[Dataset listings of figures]
——————————
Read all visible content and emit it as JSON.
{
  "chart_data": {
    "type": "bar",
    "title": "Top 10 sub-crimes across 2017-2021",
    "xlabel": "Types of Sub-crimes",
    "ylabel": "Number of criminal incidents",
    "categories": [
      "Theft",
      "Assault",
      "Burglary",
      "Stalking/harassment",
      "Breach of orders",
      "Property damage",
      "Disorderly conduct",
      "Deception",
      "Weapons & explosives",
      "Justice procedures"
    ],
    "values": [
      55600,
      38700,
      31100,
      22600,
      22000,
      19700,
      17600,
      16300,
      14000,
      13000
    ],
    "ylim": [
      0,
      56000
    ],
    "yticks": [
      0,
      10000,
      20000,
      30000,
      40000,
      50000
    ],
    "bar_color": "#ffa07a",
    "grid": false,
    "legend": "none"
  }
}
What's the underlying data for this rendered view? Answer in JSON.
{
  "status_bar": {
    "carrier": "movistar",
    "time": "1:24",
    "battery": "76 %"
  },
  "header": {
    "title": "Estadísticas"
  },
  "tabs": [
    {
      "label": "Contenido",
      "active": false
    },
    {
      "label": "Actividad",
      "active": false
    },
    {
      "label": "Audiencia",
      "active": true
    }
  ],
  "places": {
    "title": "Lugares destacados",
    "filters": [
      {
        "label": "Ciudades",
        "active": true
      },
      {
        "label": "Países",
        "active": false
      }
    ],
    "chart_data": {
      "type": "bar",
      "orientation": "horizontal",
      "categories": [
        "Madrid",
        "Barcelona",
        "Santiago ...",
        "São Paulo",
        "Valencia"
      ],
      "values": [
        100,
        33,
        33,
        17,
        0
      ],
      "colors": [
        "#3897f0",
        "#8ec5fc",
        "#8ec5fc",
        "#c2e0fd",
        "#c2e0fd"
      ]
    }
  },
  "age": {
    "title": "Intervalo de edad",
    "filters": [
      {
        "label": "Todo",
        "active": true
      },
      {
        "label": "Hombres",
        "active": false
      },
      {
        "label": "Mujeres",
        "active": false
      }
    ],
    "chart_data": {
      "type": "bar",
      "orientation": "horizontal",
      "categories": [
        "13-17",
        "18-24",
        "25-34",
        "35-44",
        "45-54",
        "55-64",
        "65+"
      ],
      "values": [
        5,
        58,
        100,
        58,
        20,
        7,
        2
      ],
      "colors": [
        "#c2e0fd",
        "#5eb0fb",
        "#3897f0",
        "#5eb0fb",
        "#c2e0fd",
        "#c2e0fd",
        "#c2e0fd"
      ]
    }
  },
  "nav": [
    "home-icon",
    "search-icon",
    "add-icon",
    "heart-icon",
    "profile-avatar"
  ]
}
——————————
Request
Show each line in the entries that holds the string "title".

Response to the task
    "title": "Top 10 sub-crimes across 2017-2021",
    "title": "Estadísticas"
    "title": "Lugares destacados",
    "title": "Intervalo de edad",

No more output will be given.